--- WHAT NEEDS TO BE DONE ---
Scan the data below for the string "Clipboard". Copy every line where it appears.
Begin
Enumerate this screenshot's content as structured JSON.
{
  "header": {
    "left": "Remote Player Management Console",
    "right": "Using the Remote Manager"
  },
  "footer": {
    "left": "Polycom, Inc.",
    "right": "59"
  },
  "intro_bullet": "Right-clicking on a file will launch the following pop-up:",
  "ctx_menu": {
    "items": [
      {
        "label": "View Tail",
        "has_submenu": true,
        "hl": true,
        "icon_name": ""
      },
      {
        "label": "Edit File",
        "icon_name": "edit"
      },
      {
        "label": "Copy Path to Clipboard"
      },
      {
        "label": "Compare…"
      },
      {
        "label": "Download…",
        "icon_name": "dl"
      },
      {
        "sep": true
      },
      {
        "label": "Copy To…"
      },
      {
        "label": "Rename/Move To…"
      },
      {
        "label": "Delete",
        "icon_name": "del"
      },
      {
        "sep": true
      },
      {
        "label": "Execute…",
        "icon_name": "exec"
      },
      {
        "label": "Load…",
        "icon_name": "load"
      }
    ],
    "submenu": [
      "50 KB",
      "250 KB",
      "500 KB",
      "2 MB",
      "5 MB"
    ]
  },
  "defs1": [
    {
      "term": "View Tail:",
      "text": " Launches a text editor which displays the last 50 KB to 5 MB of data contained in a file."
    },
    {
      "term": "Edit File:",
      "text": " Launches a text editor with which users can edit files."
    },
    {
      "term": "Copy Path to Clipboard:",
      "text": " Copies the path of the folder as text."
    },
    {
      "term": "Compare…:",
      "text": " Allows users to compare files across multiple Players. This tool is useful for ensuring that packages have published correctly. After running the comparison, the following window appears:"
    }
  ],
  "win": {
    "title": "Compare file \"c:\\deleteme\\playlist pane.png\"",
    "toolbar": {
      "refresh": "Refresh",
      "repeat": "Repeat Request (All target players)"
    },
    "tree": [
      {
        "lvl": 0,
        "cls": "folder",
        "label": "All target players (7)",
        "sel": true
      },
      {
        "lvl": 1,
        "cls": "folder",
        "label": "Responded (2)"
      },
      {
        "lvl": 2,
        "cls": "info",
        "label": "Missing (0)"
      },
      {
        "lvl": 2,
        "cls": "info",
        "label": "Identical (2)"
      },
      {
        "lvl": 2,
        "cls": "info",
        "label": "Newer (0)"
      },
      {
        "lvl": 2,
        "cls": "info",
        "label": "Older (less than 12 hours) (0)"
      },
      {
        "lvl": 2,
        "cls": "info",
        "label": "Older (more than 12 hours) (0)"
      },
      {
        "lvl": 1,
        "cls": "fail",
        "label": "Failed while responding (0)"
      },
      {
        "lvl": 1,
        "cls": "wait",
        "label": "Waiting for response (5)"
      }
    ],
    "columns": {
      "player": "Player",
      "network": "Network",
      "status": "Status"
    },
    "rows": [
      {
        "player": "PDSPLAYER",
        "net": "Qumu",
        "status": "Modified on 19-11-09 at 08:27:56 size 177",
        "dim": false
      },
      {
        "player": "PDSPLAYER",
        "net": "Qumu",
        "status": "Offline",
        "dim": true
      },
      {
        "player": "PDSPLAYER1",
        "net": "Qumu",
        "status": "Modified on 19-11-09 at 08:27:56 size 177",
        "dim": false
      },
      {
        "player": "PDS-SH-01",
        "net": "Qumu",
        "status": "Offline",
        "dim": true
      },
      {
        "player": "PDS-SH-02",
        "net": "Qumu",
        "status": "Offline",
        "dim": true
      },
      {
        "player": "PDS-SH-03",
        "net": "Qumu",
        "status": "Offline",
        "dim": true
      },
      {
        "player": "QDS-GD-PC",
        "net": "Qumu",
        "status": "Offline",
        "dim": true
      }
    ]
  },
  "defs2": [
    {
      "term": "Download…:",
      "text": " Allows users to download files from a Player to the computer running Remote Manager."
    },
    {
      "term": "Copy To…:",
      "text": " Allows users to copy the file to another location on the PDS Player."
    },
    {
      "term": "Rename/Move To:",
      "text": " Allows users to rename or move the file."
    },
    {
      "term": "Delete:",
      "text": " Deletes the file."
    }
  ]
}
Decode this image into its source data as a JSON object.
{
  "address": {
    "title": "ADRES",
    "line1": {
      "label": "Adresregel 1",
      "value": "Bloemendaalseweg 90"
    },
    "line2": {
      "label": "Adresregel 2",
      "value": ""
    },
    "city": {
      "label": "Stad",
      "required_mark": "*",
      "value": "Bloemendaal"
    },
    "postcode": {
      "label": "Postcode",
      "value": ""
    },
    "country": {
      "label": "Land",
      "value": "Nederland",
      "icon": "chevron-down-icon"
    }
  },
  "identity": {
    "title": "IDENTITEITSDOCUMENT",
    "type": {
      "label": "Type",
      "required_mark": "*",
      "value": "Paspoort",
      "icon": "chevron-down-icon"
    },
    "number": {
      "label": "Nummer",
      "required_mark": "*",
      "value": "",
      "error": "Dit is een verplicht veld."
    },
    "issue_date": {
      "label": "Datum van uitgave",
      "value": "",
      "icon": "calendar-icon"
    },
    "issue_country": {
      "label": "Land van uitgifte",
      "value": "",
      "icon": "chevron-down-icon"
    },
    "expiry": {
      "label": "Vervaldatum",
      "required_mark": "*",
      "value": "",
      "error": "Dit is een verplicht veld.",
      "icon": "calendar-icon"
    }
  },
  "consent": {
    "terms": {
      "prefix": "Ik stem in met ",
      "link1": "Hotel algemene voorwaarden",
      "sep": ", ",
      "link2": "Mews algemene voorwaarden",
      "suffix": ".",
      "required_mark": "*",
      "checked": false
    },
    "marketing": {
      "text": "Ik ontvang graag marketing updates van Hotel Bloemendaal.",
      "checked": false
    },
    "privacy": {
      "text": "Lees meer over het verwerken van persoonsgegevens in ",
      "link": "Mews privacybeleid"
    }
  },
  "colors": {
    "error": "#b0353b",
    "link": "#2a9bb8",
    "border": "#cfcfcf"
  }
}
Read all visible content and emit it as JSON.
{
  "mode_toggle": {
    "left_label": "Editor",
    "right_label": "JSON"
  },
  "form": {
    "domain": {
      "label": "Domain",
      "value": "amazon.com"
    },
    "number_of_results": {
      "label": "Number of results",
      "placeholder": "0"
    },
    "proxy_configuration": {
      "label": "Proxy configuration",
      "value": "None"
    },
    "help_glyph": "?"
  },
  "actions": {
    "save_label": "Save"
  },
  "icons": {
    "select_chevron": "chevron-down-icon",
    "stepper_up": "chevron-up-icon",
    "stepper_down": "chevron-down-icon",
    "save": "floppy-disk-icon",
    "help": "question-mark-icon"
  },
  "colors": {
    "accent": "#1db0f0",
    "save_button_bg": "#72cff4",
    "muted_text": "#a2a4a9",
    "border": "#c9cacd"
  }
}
End
--- EXERCISE OUTPUT ---
        "label": "Copy Path to Clipboard"
      "term": "Copy Path to Clipboard:",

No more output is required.